Your task
Your task is to restate the data word for word.
- - - -
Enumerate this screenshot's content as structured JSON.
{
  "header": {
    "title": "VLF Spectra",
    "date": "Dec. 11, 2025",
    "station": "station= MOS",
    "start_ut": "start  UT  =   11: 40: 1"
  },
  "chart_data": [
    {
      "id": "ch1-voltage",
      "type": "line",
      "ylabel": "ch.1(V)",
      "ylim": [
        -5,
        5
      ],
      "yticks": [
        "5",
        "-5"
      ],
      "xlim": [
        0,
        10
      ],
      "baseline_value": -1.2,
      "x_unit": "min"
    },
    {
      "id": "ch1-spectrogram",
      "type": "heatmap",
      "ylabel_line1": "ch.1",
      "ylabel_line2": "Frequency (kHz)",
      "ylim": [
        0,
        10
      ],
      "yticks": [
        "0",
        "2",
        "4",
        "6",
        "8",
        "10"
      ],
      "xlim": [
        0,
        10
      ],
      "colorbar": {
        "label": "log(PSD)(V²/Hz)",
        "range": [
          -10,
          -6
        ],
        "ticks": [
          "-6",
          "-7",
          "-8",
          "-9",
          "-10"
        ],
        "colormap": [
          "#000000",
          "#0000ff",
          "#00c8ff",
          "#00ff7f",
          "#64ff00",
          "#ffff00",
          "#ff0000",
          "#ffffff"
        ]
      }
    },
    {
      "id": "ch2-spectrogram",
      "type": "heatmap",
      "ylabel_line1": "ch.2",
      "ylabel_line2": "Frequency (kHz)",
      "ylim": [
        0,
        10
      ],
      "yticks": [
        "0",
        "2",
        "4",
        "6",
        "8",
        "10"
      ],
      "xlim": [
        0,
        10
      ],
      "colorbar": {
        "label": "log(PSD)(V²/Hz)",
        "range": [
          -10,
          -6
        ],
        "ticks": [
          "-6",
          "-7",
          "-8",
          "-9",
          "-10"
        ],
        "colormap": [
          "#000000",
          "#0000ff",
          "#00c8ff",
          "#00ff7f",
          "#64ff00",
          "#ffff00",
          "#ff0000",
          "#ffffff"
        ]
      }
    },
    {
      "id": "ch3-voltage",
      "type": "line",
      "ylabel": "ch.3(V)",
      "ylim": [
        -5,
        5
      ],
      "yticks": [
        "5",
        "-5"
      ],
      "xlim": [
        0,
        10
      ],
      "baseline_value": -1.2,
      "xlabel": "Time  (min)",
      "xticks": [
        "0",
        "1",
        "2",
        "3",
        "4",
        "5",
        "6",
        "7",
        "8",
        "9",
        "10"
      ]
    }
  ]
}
- - - -
Solution to this task
Enumerate this screenshot's content as structured JSON.
{
  "header": {
    "title": "VLF Spectra",
    "date": "Dec. 11, 2025",
    "station": "station= MOS",
    "start_ut": "start  UT  =   11: 40: 1"
  },
  "chart_data": [
    {
      "id": "ch1-voltage",
      "type": "line",
      "ylabel": "ch.1(V)",
      "ylim": [
        -5,
        5
      ],
      "yticks": [
        "5",
        "-5"
      ],
      "xlim": [
        0,
        10
      ],
      "baseline_value": -1.2,
      "x_unit": "min"
    },
    {
      "id": "ch1-spectrogram",
      "type": "heatmap",
      "ylabel_line1": "ch.1",
      "ylabel_line2": "Frequency (kHz)",
      "ylim": [
        0,
        10
      ],
      "yticks": [
        "0",
        "2",
        "4",
        "6",
        "8",
        "10"
      ],
      "xlim": [
        0,
        10
      ],
      "colorbar": {
        "label": "log(PSD)(V²/Hz)",
        "range": [
          -10,
          -6
        ],
        "ticks": [
          "-6",
          "-7",
          "-8",
          "-9",
          "-10"
        ],
        "colormap": [
          "#000000",
          "#0000ff",
          "#00c8ff",
          "#00ff7f",
          "#64ff00",
          "#ffff00",
          "#ff0000",
          "#ffffff"
        ]
      }
    },
    {
      "id": "ch2-spectrogram",
      "type": "heatmap",
      "ylabel_line1": "ch.2",
      "ylabel_line2": "Frequency (kHz)",
      "ylim": [
        0,
        10
      ],
      "yticks": [
        "0",
        "2",
        "4",
        "6",
        "8",
        "10"
      ],
      "xlim": [
        0,
        10
      ],
      "colorbar": {
        "label": "log(PSD)(V²/Hz)",
        "range": [
          -10,
          -6
        ],
        "ticks": [
          "-6",
          "-7",
          "-8",
          "-9",
          "-10"
        ],
        "colormap": [
          "#000000",
          "#0000ff",
          "#00c8ff",
          "#00ff7f",
          "#64ff00",
          "#ffff00",
          "#ff0000",
          "#ffffff"
        ]
      }
    },
    {
      "id": "ch3-voltage",
      "type": "line",
      "ylabel": "ch.3(V)",
      "ylim": [
        -5,
        5
      ],
      "yticks": [
        "5",
        "-5"
      ],
      "xlim": [
        0,
        10
      ],
      "baseline_value": -1.2,
      "xlabel": "Time  (min)",
      "xticks": [
        "0",
        "1",
        "2",
        "3",
        "4",
        "5",
        "6",
        "7",
        "8",
        "9",
        "10"
      ]
    }
  ]
}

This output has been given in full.